***** EXTRACTED MATERIAL *****
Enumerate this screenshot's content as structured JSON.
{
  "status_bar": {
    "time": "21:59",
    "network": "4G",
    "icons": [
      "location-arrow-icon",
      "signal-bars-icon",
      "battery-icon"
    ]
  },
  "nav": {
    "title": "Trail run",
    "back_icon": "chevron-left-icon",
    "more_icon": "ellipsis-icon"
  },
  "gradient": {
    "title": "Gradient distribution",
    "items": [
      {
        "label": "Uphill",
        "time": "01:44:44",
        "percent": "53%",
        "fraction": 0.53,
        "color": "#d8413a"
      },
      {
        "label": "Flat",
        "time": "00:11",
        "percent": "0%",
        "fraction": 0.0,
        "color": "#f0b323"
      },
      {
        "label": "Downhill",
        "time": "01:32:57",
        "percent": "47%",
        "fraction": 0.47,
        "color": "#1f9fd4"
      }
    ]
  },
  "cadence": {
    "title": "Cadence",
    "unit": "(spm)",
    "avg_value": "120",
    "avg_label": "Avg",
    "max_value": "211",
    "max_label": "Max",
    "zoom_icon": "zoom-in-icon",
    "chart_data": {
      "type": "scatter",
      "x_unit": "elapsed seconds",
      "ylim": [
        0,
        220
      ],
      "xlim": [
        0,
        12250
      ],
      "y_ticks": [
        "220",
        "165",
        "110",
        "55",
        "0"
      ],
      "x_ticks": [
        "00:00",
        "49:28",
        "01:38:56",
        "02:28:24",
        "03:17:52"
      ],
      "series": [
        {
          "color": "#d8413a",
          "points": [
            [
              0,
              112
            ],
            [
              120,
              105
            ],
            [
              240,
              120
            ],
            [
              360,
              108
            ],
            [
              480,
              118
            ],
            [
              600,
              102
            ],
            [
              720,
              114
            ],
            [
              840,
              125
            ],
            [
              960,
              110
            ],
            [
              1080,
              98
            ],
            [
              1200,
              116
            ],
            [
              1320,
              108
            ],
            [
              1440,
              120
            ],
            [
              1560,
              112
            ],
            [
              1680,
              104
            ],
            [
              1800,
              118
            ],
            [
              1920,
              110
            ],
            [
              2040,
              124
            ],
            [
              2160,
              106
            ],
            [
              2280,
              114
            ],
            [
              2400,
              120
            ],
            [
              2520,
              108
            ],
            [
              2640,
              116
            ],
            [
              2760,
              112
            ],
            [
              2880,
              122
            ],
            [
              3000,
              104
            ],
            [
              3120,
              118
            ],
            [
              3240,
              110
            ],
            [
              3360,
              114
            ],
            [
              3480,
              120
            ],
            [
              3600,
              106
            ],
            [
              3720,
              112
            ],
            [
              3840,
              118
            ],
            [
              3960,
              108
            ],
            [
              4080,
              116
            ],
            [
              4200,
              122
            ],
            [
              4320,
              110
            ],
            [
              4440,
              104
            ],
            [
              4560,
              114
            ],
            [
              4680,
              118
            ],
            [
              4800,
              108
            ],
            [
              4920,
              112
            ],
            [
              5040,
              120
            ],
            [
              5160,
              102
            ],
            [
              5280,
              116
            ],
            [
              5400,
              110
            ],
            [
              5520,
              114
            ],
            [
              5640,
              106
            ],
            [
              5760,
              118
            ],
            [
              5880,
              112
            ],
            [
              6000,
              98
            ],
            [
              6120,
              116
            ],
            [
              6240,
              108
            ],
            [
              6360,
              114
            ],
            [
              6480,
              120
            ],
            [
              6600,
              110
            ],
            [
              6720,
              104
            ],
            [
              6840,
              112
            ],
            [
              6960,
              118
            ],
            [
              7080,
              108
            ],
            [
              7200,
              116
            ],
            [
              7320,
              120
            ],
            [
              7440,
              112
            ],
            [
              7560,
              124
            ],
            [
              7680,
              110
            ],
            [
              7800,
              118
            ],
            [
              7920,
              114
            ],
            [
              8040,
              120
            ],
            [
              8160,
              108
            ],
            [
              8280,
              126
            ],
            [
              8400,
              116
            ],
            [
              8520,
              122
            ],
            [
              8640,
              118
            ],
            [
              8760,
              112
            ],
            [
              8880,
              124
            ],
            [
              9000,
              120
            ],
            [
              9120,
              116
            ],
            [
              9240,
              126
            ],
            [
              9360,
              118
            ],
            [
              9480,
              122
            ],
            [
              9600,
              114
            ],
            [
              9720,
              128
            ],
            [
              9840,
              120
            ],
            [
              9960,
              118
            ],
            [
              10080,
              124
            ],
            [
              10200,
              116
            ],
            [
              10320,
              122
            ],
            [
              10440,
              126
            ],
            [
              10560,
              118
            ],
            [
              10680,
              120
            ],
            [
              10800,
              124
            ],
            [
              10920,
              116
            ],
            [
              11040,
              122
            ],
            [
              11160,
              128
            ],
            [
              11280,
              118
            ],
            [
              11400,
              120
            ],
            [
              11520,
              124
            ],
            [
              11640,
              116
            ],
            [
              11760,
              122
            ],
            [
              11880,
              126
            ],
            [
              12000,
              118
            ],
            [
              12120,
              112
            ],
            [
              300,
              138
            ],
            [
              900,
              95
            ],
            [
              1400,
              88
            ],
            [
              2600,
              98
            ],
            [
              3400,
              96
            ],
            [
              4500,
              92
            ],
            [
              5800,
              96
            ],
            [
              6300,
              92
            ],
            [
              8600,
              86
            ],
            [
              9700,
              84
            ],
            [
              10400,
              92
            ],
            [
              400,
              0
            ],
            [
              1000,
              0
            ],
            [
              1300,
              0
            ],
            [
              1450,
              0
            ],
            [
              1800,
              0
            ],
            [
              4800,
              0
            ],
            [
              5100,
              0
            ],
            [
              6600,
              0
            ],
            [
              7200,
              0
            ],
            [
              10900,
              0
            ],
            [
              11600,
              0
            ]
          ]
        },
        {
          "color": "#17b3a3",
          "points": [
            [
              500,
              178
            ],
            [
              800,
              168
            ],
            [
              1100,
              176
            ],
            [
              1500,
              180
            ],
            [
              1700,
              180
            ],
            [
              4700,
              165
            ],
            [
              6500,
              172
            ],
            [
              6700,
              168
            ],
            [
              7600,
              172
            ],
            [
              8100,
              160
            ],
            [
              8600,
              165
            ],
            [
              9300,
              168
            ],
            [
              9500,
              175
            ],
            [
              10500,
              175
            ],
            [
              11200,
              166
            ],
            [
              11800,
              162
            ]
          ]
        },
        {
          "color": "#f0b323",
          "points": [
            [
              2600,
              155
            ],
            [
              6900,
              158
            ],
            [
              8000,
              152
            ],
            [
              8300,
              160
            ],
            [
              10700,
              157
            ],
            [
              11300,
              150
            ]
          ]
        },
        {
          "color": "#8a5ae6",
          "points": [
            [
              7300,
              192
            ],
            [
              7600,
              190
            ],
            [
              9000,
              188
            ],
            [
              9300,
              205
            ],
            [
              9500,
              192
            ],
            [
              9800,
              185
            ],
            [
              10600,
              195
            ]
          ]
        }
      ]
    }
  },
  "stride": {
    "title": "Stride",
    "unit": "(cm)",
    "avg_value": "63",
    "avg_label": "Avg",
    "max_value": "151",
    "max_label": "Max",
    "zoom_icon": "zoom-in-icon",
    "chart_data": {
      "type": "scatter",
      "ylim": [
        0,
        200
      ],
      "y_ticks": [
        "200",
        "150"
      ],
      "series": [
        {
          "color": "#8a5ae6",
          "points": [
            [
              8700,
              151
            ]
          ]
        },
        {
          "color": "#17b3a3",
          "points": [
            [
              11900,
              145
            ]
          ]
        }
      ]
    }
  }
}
*****
### TO BE DONE
Pull every line containing "time" out of the records.

### SOLUTION TO THE PROBLEM
    "time": "21:59",
        "time": "01:44:44",
        "time": "00:11",
        "time": "01:32:57",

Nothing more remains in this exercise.